* WHAT YOU SHOULD DO *
Leave out the pictures and reproduce all of the data exactly.

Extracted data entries
* * * *
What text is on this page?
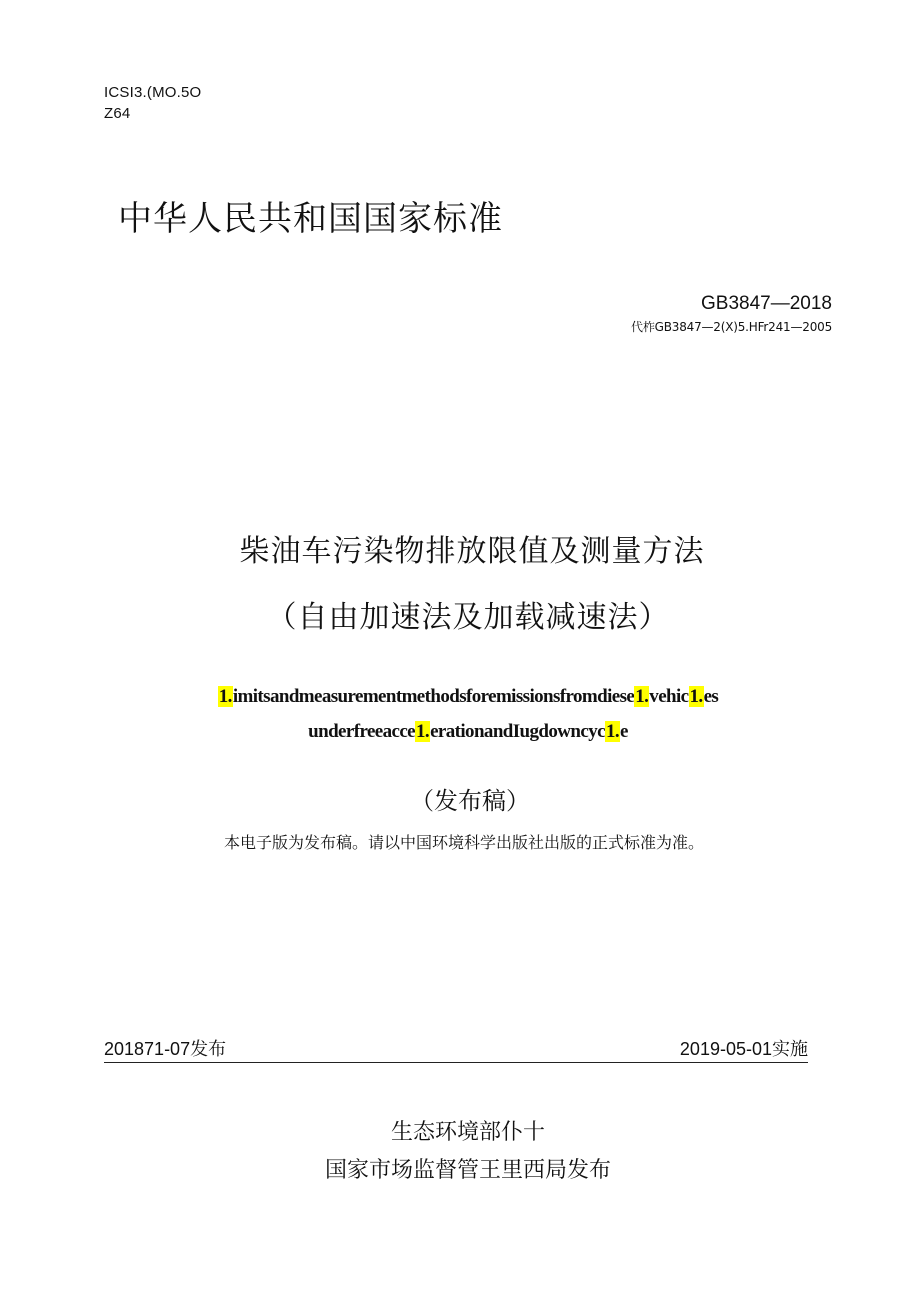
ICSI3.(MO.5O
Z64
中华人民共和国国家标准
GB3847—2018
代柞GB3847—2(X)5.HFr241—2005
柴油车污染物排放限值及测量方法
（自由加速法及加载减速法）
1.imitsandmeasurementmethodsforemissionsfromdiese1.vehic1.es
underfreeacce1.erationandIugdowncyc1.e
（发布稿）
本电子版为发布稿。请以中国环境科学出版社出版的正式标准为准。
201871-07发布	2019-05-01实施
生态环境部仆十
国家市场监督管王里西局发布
* * * *
* RESULT OF THIS EXERCISE *
What text is on this page?
ICSI3.(MO.5O
Z64
中华人民共和国国家标准
GB3847—2018
代柞GB3847—2(X)5.HFr241—2005
柴油车污染物排放限值及测量方法
（自由加速法及加载减速法）
1.imitsandmeasurementmethodsforemissionsfromdiese1.vehic1.es
underfreeacce1.erationandIugdowncyc1.e
（发布稿）
本电子版为发布稿。请以中国环境科学出版社出版的正式标准为准。
201871-07发布	2019-05-01实施
生态环境部仆十
国家市场监督管王里西局发布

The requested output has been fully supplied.